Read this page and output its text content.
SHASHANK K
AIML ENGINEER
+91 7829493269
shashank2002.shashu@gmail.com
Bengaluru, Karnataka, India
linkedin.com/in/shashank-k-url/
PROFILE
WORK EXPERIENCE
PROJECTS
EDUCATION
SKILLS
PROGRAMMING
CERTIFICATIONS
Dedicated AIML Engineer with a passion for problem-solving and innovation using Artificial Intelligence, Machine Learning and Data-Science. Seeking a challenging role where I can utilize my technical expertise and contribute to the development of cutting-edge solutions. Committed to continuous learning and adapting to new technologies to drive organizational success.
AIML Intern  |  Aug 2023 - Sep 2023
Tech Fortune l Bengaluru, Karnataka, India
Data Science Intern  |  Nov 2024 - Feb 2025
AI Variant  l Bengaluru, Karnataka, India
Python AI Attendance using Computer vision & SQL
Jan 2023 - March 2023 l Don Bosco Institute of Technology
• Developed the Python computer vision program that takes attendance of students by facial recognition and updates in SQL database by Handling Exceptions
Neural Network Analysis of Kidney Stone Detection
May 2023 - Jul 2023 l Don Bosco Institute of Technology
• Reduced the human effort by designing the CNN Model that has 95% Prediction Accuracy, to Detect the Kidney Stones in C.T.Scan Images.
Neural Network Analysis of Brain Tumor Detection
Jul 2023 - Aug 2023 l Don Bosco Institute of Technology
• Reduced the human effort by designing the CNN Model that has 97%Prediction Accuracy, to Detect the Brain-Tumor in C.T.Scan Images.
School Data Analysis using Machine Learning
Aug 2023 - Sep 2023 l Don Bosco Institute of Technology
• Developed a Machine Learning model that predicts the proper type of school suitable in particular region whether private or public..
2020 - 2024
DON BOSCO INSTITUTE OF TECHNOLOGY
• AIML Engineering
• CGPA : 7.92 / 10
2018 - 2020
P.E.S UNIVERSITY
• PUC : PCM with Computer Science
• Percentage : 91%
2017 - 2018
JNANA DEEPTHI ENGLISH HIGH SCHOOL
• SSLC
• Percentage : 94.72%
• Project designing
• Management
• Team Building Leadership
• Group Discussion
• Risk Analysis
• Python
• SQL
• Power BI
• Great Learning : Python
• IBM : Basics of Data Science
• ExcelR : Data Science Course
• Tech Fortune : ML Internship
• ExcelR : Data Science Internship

### What you need to do
Print each record from the listing above exactly as it was given.

### Result for this task
Read this page and output its text content.
SHASHANK K
AIML ENGINEER
+91 7829493269
shashank2002.shashu@gmail.com
Bengaluru, Karnataka, India
linkedin.com/in/shashank-k-url/
PROFILE
WORK EXPERIENCE
PROJECTS
EDUCATION
SKILLS
PROGRAMMING
CERTIFICATIONS
Dedicated AIML Engineer with a passion for problem-solving and innovation using Artificial Intelligence, Machine Learning and Data-Science. Seeking a challenging role where I can utilize my technical expertise and contribute to the development of cutting-edge solutions. Committed to continuous learning and adapting to new technologies to drive organizational success.
AIML Intern  |  Aug 2023 - Sep 2023
Tech Fortune l Bengaluru, Karnataka, India
Data Science Intern  |  Nov 2024 - Feb 2025
AI Variant  l Bengaluru, Karnataka, India
Python AI Attendance using Computer vision & SQL
Jan 2023 - March 2023 l Don Bosco Institute of Technology
• Developed the Python computer vision program that takes attendance of students by facial recognition and updates in SQL database by Handling Exceptions
Neural Network Analysis of Kidney Stone Detection
May 2023 - Jul 2023 l Don Bosco Institute of Technology
• Reduced the human effort by designing the CNN Model that has 95% Prediction Accuracy, to Detect the Kidney Stones in C.T.Scan Images.
Neural Network Analysis of Brain Tumor Detection
Jul 2023 - Aug 2023 l Don Bosco Institute of Technology
• Reduced the human effort by designing the CNN Model that has 97%Prediction Accuracy, to Detect the Brain-Tumor in C.T.Scan Images.
School Data Analysis using Machine Learning
Aug 2023 - Sep 2023 l Don Bosco Institute of Technology
• Developed a Machine Learning model that predicts the proper type of school suitable in particular region whether private or public..
2020 - 2024
DON BOSCO INSTITUTE OF TECHNOLOGY
• AIML Engineering
• CGPA : 7.92 / 10
2018 - 2020
P.E.S UNIVERSITY
• PUC : PCM with Computer Science
• Percentage : 91%
2017 - 2018
JNANA DEEPTHI ENGLISH HIGH SCHOOL
• SSLC
• Percentage : 94.72%
• Project designing
• Management
• Team Building Leadership
• Group Discussion
• Risk Analysis
• Python
• SQL
• Power BI
• Great Learning : Python
• IBM : Basics of Data Science
• ExcelR : Data Science Course
• Tech Fortune : ML Internship
• ExcelR : Data Science Internship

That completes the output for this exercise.